■ Instructions for the task: Using the data below, copy each line that includes the word "Comunidad".

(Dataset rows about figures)
=======

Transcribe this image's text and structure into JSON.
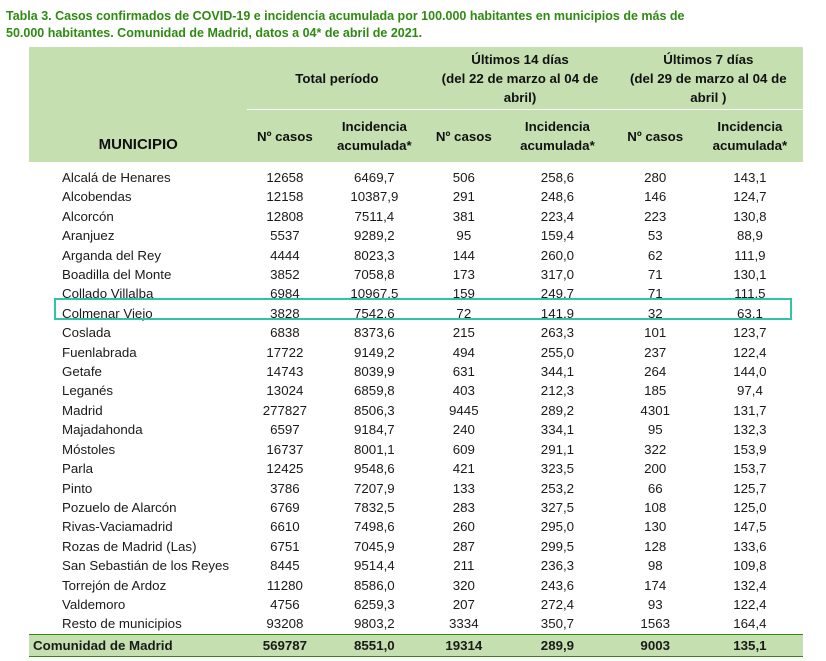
{
  "caption": {
    "line1": "Tabla 3. Casos confirmados de COVID-19 e incidencia acumulada por 100.000 habitantes en municipios de más de",
    "line2": "50.000 habitantes. Comunidad de Madrid, datos a 04* de abril de 2021."
  },
  "header": {
    "municipio": "MUNICIPIO",
    "total": "Total período",
    "last14_l1": "Últimos 14 días",
    "last14_l2": "(del 22 de marzo al 04 de",
    "last14_l3": "abril)",
    "last7_l1": "Últimos 7 días",
    "last7_l2": "(del 29 de marzo al 04 de",
    "last7_l3": "abril )",
    "ncasos": "Nº casos",
    "incid_l1": "Incidencia",
    "incid_l2": "acumulada*"
  },
  "rows": [
    [
      "Alcalá de Henares",
      "12658",
      "6469,7",
      "506",
      "258,6",
      "280",
      "143,1"
    ],
    [
      "Alcobendas",
      "12158",
      "10387,9",
      "291",
      "248,6",
      "146",
      "124,7"
    ],
    [
      "Alcorcón",
      "12808",
      "7511,4",
      "381",
      "223,4",
      "223",
      "130,8"
    ],
    [
      "Aranjuez",
      "5537",
      "9289,2",
      "95",
      "159,4",
      "53",
      "88,9"
    ],
    [
      "Arganda del Rey",
      "4444",
      "8023,3",
      "144",
      "260,0",
      "62",
      "111,9"
    ],
    [
      "Boadilla del Monte",
      "3852",
      "7058,8",
      "173",
      "317,0",
      "71",
      "130,1"
    ],
    [
      "Collado Villalba",
      "6984",
      "10967,5",
      "159",
      "249,7",
      "71",
      "111,5"
    ],
    [
      "Colmenar Viejo",
      "3828",
      "7542,6",
      "72",
      "141,9",
      "32",
      "63,1"
    ],
    [
      "Coslada",
      "6838",
      "8373,6",
      "215",
      "263,3",
      "101",
      "123,7"
    ],
    [
      "Fuenlabrada",
      "17722",
      "9149,2",
      "494",
      "255,0",
      "237",
      "122,4"
    ],
    [
      "Getafe",
      "14743",
      "8039,9",
      "631",
      "344,1",
      "264",
      "144,0"
    ],
    [
      "Leganés",
      "13024",
      "6859,8",
      "403",
      "212,3",
      "185",
      "97,4"
    ],
    [
      "Madrid",
      "277827",
      "8506,3",
      "9445",
      "289,2",
      "4301",
      "131,7"
    ],
    [
      "Majadahonda",
      "6597",
      "9184,7",
      "240",
      "334,1",
      "95",
      "132,3"
    ],
    [
      "Móstoles",
      "16737",
      "8001,1",
      "609",
      "291,1",
      "322",
      "153,9"
    ],
    [
      "Parla",
      "12425",
      "9548,6",
      "421",
      "323,5",
      "200",
      "153,7"
    ],
    [
      "Pinto",
      "3786",
      "7207,9",
      "133",
      "253,2",
      "66",
      "125,7"
    ],
    [
      "Pozuelo de Alarcón",
      "6769",
      "7832,5",
      "283",
      "327,5",
      "108",
      "125,0"
    ],
    [
      "Rivas-Vaciamadrid",
      "6610",
      "7498,6",
      "260",
      "295,0",
      "130",
      "147,5"
    ],
    [
      "Rozas de Madrid (Las)",
      "6751",
      "7045,9",
      "287",
      "299,5",
      "128",
      "133,6"
    ],
    [
      "San Sebastián de los Reyes",
      "8445",
      "9514,4",
      "211",
      "236,3",
      "98",
      "109,8"
    ],
    [
      "Torrejón de Ardoz",
      "11280",
      "8586,0",
      "320",
      "243,6",
      "174",
      "132,4"
    ],
    [
      "Valdemoro",
      "4756",
      "6259,3",
      "207",
      "272,4",
      "93",
      "122,4"
    ],
    [
      "Resto de municipios",
      "93208",
      "9803,2",
      "3334",
      "350,7",
      "1563",
      "164,4"
    ]
  ],
  "total_row": [
    "Comunidad de Madrid",
    "569787",
    "8551,0",
    "19314",
    "289,9",
    "9003",
    "135,1"
  ],
  "colors": {
    "caption": "#2f8a12",
    "header_bg": "#c5dfb1",
    "highlight": "#2ec4a6"
  }
}
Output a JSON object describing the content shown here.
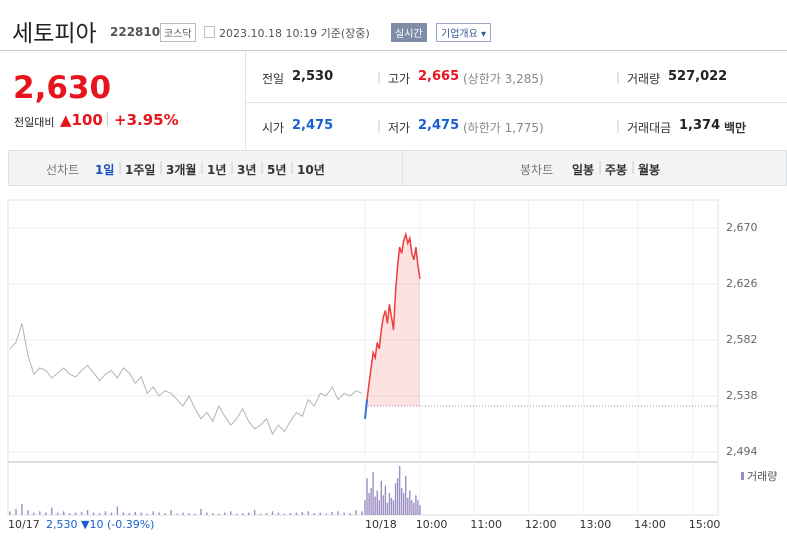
{
  "header": {
    "name": "세토피아",
    "code": "222810",
    "market": "코스닥",
    "timestamp": "2023.10.18 10:19 기준(장중)",
    "realtime_button": "실시간",
    "overview_button": "기업개요"
  },
  "quote": {
    "price": "2,630",
    "change_label": "전일대비",
    "change": "▲100",
    "change_percent": "+3.95%"
  },
  "stats": [
    {
      "label": "전일",
      "value": "2,530",
      "color": "#222222"
    },
    {
      "label": "고가",
      "value": "2,665",
      "note": "(상한가 3,285)",
      "color": "#e8141d"
    },
    {
      "label": "거래량",
      "value": "527,022",
      "color": "#222222"
    },
    {
      "label": "시가",
      "value": "2,475",
      "color": "#1a5fd1"
    },
    {
      "label": "저가",
      "value": "2,475",
      "note": "(하한가 1,775)",
      "color": "#1a5fd1"
    },
    {
      "label": "거래대금",
      "value": "1,374",
      "unit": "백만",
      "color": "#222222"
    }
  ],
  "tabs": {
    "line_label": "선차트",
    "periods": [
      "1일",
      "1주일",
      "3개월",
      "1년",
      "3년",
      "5년",
      "10년"
    ],
    "candle_label": "봉차트",
    "candles": [
      "일봉",
      "주봉",
      "월봉"
    ]
  },
  "chart_data": {
    "type": "line",
    "ylim": [
      2486,
      2692
    ],
    "yticks": [
      {
        "value": 2494,
        "label": "2,494"
      },
      {
        "value": 2538,
        "label": "2,538"
      },
      {
        "value": 2582,
        "label": "2,582"
      },
      {
        "value": 2626,
        "label": "2,626"
      },
      {
        "value": 2670,
        "label": "2,670"
      }
    ],
    "baseline": 2530,
    "series": [
      {
        "color": "#b4b4b4",
        "values": [
          2575,
          2580,
          2595,
          2570,
          2555,
          2560,
          2558,
          2552,
          2556,
          2560,
          2555,
          2553,
          2558,
          2562,
          2556,
          2550,
          2555,
          2558,
          2552,
          2560,
          2556,
          2548,
          2553,
          2540,
          2545,
          2538,
          2542,
          2540,
          2535,
          2530,
          2538,
          2528,
          2520,
          2525,
          2518,
          2530,
          2522,
          2515,
          2520,
          2528,
          2518,
          2512,
          2515,
          2520,
          2508,
          2515,
          2510,
          2518,
          2525,
          2522,
          2535,
          2530,
          2540,
          2538,
          2545,
          2535,
          2540,
          2538,
          2542,
          2540
        ]
      },
      {
        "color": "#f03c3c",
        "values": [
          2520,
          2535,
          2548,
          2560,
          2572,
          2568,
          2580,
          2575,
          2590,
          2600,
          2605,
          2595,
          2610,
          2600,
          2590,
          2620,
          2640,
          2655,
          2650,
          2660,
          2665,
          2658,
          2662,
          2650,
          2645,
          2655,
          2640,
          2630
        ]
      }
    ],
    "volume": {
      "name": "거래량",
      "color": "#9b8ec4",
      "values": [
        [
          3000,
          5000,
          9000,
          4000,
          2000,
          3000,
          2000,
          6000,
          2000,
          3000,
          1500,
          2000,
          2500,
          4000,
          2000,
          1500,
          3000,
          2000,
          7000,
          2000,
          1500,
          2500,
          2000,
          1000,
          3000,
          2000,
          1500,
          4000,
          1000,
          2000,
          1500,
          1000,
          5000,
          2000,
          1500,
          1000,
          2000,
          3000,
          1000,
          1500,
          2000,
          4000,
          1000,
          1500,
          3000,
          2000,
          1000,
          1500,
          2000,
          2500,
          3000,
          1500,
          2000,
          1000,
          2500,
          3000,
          2000,
          1500,
          4000,
          3000
        ],
        [
          12000,
          30000,
          18000,
          22000,
          35000,
          15000,
          20000,
          12000,
          28000,
          16000,
          24000,
          10000,
          18000,
          14000,
          12000,
          26000,
          30000,
          40000,
          22000,
          18000,
          32000,
          14000,
          20000,
          12000,
          10000,
          16000,
          12000,
          8000
        ]
      ]
    },
    "date_labels": [
      "10/17",
      "10/18"
    ],
    "time_labels": [
      "10:00",
      "11:00",
      "12:00",
      "13:00",
      "14:00",
      "15:00"
    ],
    "summary": "2,530 ▼10 (-0.39%)",
    "summary_color": "#1a5fd1"
  }
}
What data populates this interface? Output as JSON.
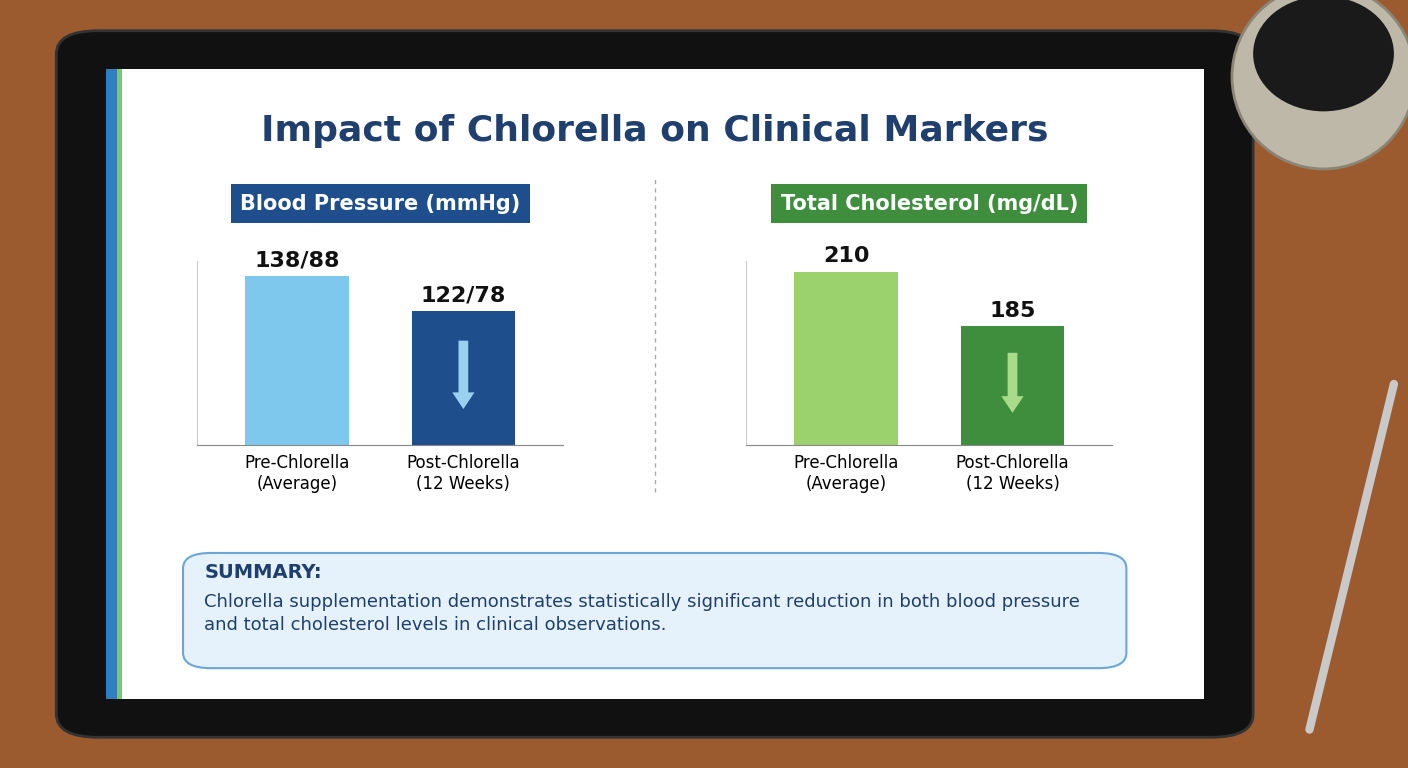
{
  "title": "Impact of Chlorella on Clinical Markers",
  "summary_label": "SUMMARY:",
  "summary": "Chlorella supplementation demonstrates statistically significant reduction in both blood pressure and total cholesterol levels in clinical observations.",
  "chart_data": [
    {
      "type": "bar",
      "title": "Blood Pressure (mmHg)",
      "categories": [
        "Pre-Chlorella\n(Average)",
        "Post-Chlorella\n(12 Weeks)"
      ],
      "values": [
        138,
        122
      ],
      "value_labels": [
        "138/88",
        "122/78"
      ],
      "colors": [
        "#7EC8EE",
        "#1F4E8C"
      ],
      "ylim": [
        60,
        145
      ],
      "yticks": [],
      "data_labels": true,
      "tick_labels": "x"
    },
    {
      "type": "bar",
      "title": "Total Cholesterol (mg/dL)",
      "categories": [
        "Pre-Chlorella\n(Average)",
        "Post-Chlorella\n(12 Weeks)"
      ],
      "values": [
        210,
        185
      ],
      "colors": [
        "#9BD26E",
        "#3E8E3E"
      ],
      "ylim": [
        130,
        215
      ],
      "yticks": [],
      "data_labels": true,
      "tick_labels": "x"
    }
  ]
}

=======

■ Task result:
    "line2": "50.000 habitantes. Comunidad de Madrid, datos a 04* de abril de 2021."
    "Comunidad de Madrid",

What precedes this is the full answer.